## Given request
Set down each record exactly as written.

[Collected data]
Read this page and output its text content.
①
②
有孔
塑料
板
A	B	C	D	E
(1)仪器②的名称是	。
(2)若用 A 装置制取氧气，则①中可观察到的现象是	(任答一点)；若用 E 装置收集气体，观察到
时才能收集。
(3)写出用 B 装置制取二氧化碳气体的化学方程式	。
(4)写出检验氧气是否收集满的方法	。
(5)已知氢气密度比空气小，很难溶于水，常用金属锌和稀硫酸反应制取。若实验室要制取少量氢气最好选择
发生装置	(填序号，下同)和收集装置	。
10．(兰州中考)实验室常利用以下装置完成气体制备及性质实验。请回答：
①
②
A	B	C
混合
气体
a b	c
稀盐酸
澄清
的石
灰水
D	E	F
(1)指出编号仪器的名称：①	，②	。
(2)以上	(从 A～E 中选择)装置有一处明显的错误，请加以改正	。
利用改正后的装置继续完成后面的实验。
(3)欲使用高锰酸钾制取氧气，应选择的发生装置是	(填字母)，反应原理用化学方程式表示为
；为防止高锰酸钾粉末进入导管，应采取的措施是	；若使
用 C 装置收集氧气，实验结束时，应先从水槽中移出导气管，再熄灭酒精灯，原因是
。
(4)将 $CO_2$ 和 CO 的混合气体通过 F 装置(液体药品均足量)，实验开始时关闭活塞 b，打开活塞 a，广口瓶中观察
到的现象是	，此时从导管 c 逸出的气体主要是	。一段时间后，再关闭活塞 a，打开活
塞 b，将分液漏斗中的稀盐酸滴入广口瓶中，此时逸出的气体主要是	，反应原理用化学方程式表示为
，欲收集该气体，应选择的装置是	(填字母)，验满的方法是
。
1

## Worked solution
Read this page and output its text content.
①
②
有孔
塑料
板
A	B	C	D	E
(1)仪器②的名称是	。
(2)若用 A 装置制取氧气，则①中可观察到的现象是	(任答一点)；若用 E 装置收集气体，观察到
时才能收集。
(3)写出用 B 装置制取二氧化碳气体的化学方程式	。
(4)写出检验氧气是否收集满的方法	。
(5)已知氢气密度比空气小，很难溶于水，常用金属锌和稀硫酸反应制取。若实验室要制取少量氢气最好选择
发生装置	(填序号，下同)和收集装置	。
10．(兰州中考)实验室常利用以下装置完成气体制备及性质实验。请回答：
①
②
A	B	C
混合
气体
a b	c
稀盐酸
澄清
的石
灰水
D	E	F
(1)指出编号仪器的名称：①	，②	。
(2)以上	(从 A～E 中选择)装置有一处明显的错误，请加以改正	。
利用改正后的装置继续完成后面的实验。
(3)欲使用高锰酸钾制取氧气，应选择的发生装置是	(填字母)，反应原理用化学方程式表示为
；为防止高锰酸钾粉末进入导管，应采取的措施是	；若使
用 C 装置收集氧气，实验结束时，应先从水槽中移出导气管，再熄灭酒精灯，原因是
。
(4)将 $CO_2$ 和 CO 的混合气体通过 F 装置(液体药品均足量)，实验开始时关闭活塞 b，打开活塞 a，广口瓶中观察
到的现象是	，此时从导管 c 逸出的气体主要是	。一段时间后，再关闭活塞 a，打开活
塞 b，将分液漏斗中的稀盐酸滴入广口瓶中，此时逸出的气体主要是	，反应原理用化学方程式表示为
，欲收集该气体，应选择的装置是	(填字母)，验满的方法是
。
1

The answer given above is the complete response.